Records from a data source
....................
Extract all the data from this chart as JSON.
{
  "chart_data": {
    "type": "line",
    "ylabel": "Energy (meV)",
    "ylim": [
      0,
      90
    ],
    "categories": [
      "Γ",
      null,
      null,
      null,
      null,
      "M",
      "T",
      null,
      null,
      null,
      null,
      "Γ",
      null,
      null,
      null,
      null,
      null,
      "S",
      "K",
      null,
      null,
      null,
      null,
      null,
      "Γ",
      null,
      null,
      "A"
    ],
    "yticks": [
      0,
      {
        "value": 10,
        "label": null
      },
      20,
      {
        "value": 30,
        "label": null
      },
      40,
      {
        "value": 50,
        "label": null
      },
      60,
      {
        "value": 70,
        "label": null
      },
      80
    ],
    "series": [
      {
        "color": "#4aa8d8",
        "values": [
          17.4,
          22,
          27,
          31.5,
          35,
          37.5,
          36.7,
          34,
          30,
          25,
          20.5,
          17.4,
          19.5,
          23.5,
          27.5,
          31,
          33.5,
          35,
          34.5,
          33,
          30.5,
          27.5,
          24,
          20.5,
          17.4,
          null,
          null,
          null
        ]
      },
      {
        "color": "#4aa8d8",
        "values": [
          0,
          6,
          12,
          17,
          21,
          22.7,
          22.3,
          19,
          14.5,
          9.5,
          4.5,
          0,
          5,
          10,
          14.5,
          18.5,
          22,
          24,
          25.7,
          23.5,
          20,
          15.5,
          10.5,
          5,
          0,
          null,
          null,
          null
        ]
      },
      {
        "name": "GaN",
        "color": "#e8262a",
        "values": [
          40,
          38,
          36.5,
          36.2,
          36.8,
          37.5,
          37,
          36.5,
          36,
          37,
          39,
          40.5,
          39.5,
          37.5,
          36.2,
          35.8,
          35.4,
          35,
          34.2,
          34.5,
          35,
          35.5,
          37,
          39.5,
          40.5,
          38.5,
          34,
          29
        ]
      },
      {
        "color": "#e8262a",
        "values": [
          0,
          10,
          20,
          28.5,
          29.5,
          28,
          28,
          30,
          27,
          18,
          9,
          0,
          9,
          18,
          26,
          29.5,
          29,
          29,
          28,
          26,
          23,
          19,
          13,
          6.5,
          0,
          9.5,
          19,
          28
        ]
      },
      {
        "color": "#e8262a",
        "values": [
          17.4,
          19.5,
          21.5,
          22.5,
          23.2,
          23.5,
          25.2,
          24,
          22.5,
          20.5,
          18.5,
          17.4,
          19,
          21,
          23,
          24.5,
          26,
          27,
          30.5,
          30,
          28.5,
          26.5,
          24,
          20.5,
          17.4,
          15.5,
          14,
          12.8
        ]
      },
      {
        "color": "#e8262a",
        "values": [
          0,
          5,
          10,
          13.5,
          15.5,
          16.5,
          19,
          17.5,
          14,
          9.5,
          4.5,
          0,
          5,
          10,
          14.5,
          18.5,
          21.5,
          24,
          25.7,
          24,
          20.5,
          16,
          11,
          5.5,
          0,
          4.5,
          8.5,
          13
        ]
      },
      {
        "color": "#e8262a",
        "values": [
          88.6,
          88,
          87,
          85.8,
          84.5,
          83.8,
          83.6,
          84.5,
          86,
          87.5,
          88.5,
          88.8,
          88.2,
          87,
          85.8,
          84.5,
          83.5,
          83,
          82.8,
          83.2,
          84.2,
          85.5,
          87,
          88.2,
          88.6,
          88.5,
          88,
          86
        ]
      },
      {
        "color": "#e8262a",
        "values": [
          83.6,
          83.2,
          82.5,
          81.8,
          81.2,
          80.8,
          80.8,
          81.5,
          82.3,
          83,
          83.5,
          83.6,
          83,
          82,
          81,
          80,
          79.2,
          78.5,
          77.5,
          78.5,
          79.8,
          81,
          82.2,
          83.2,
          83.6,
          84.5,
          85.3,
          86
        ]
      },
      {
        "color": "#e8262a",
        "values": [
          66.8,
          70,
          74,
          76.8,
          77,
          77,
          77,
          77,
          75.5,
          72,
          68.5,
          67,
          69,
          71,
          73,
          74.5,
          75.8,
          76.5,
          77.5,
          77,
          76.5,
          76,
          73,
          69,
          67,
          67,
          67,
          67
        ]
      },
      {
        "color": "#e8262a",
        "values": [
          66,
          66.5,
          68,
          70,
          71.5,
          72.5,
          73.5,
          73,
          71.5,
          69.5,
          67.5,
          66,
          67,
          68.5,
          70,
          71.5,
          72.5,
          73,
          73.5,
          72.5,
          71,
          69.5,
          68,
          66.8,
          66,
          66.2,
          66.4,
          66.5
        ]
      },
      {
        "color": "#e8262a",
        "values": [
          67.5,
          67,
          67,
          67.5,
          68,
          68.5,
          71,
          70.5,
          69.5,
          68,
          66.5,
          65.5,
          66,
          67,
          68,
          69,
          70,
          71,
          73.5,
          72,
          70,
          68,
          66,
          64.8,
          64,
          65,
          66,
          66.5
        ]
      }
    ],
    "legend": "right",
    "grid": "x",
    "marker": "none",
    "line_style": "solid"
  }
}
....................
The problem: Repeat the material above in full, exactly as it stands.

Result of the task:
Extract all the data from this chart as JSON.
{
  "chart_data": {
    "type": "line",
    "ylabel": "Energy (meV)",
    "ylim": [
      0,
      90
    ],
    "categories": [
      "Γ",
      null,
      null,
      null,
      null,
      "M",
      "T",
      null,
      null,
      null,
      null,
      "Γ",
      null,
      null,
      null,
      null,
      null,
      "S",
      "K",
      null,
      null,
      null,
      null,
      null,
      "Γ",
      null,
      null,
      "A"
    ],
    "yticks": [
      0,
      {
        "value": 10,
        "label": null
      },
      20,
      {
        "value": 30,
        "label": null
      },
      40,
      {
        "value": 50,
        "label": null
      },
      60,
      {
        "value": 70,
        "label": null
      },
      80
    ],
    "series": [
      {
        "color": "#4aa8d8",
        "values": [
          17.4,
          22,
          27,
          31.5,
          35,
          37.5,
          36.7,
          34,
          30,
          25,
          20.5,
          17.4,
          19.5,
          23.5,
          27.5,
          31,
          33.5,
          35,
          34.5,
          33,
          30.5,
          27.5,
          24,
          20.5,
          17.4,
          null,
          null,
          null
        ]
      },
      {
        "color": "#4aa8d8",
        "values": [
          0,
          6,
          12,
          17,
          21,
          22.7,
          22.3,
          19,
          14.5,
          9.5,
          4.5,
          0,
          5,
          10,
          14.5,
          18.5,
          22,
          24,
          25.7,
          23.5,
          20,
          15.5,
          10.5,
          5,
          0,
          null,
          null,
          null
        ]
      },
      {
        "name": "GaN",
        "color": "#e8262a",
        "values": [
          40,
          38,
          36.5,
          36.2,
          36.8,
          37.5,
          37,
          36.5,
          36,
          37,
          39,
          40.5,
          39.5,
          37.5,
          36.2,
          35.8,
          35.4,
          35,
          34.2,
          34.5,
          35,
          35.5,
          37,
          39.5,
          40.5,
          38.5,
          34,
          29
        ]
      },
      {
        "color": "#e8262a",
        "values": [
          0,
          10,
          20,
          28.5,
          29.5,
          28,
          28,
          30,
          27,
          18,
          9,
          0,
          9,
          18,
          26,
          29.5,
          29,
          29,
          28,
          26,
          23,
          19,
          13,
          6.5,
          0,
          9.5,
          19,
          28
        ]
      },
      {
        "color": "#e8262a",
        "values": [
          17.4,
          19.5,
          21.5,
          22.5,
          23.2,
          23.5,
          25.2,
          24,
          22.5,
          20.5,
          18.5,
          17.4,
          19,
          21,
          23,
          24.5,
          26,
          27,
          30.5,
          30,
          28.5,
          26.5,
          24,
          20.5,
          17.4,
          15.5,
          14,
          12.8
        ]
      },
      {
        "color": "#e8262a",
        "values": [
          0,
          5,
          10,
          13.5,
          15.5,
          16.5,
          19,
          17.5,
          14,
          9.5,
          4.5,
          0,
          5,
          10,
          14.5,
          18.5,
          21.5,
          24,
          25.7,
          24,
          20.5,
          16,
          11,
          5.5,
          0,
          4.5,
          8.5,
          13
        ]
      },
      {
        "color": "#e8262a",
        "values": [
          88.6,
          88,
          87,
          85.8,
          84.5,
          83.8,
          83.6,
          84.5,
          86,
          87.5,
          88.5,
          88.8,
          88.2,
          87,
          85.8,
          84.5,
          83.5,
          83,
          82.8,
          83.2,
          84.2,
          85.5,
          87,
          88.2,
          88.6,
          88.5,
          88,
          86
        ]
      },
      {
        "color": "#e8262a",
        "values": [
          83.6,
          83.2,
          82.5,
          81.8,
          81.2,
          80.8,
          80.8,
          81.5,
          82.3,
          83,
          83.5,
          83.6,
          83,
          82,
          81,
          80,
          79.2,
          78.5,
          77.5,
          78.5,
          79.8,
          81,
          82.2,
          83.2,
          83.6,
          84.5,
          85.3,
          86
        ]
      },
      {
        "color": "#e8262a",
        "values": [
          66.8,
          70,
          74,
          76.8,
          77,
          77,
          77,
          77,
          75.5,
          72,
          68.5,
          67,
          69,
          71,
          73,
          74.5,
          75.8,
          76.5,
          77.5,
          77,
          76.5,
          76,
          73,
          69,
          67,
          67,
          67,
          67
        ]
      },
      {
        "color": "#e8262a",
        "values": [
          66,
          66.5,
          68,
          70,
          71.5,
          72.5,
          73.5,
          73,
          71.5,
          69.5,
          67.5,
          66,
          67,
          68.5,
          70,
          71.5,
          72.5,
          73,
          73.5,
          72.5,
          71,
          69.5,
          68,
          66.8,
          66,
          66.2,
          66.4,
          66.5
        ]
      },
      {
        "color": "#e8262a",
        "values": [
          67.5,
          67,
          67,
          67.5,
          68,
          68.5,
          71,
          70.5,
          69.5,
          68,
          66.5,
          65.5,
          66,
          67,
          68,
          69,
          70,
          71,
          73.5,
          72,
          70,
          68,
          66,
          64.8,
          64,
          65,
          66,
          66.5
        ]
      }
    ],
    "legend": "right",
    "grid": "x",
    "marker": "none",
    "line_style": "solid"
  }
}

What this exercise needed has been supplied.